### REQUIRED WORK
Out of the lines below, please list those that hold the string "this".

### SUPPLIED MATERIAL
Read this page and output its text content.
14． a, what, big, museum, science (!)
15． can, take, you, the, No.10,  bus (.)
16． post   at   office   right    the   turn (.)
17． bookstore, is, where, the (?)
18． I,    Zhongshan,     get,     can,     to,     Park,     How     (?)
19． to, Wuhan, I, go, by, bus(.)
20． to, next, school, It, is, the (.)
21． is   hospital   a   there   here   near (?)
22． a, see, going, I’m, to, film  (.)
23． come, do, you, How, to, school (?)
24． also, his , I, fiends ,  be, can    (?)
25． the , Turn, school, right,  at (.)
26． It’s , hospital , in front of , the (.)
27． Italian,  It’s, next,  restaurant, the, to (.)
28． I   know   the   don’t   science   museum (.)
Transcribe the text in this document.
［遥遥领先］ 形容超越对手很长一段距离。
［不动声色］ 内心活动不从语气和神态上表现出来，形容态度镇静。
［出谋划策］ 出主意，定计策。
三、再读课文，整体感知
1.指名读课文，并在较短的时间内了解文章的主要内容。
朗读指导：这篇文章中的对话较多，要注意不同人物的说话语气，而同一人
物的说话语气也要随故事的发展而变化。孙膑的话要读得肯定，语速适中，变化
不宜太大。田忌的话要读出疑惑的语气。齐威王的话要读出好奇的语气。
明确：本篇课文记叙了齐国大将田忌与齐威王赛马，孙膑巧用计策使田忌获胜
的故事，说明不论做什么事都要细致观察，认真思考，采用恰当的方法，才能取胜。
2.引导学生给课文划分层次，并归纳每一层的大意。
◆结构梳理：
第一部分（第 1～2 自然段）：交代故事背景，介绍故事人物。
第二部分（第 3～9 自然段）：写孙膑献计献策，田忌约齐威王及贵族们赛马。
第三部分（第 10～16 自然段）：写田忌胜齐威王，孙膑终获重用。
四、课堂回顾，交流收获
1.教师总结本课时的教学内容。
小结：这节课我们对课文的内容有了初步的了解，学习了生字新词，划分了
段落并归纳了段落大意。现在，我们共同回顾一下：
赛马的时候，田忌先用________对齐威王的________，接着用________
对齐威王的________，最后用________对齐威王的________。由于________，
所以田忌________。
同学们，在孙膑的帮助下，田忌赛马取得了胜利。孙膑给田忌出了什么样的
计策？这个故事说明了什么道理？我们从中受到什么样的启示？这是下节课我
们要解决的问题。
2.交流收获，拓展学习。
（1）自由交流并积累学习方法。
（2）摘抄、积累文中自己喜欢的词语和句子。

### EXERCISE RESULT
Read this page and output its text content.
Transcribe the text in this document.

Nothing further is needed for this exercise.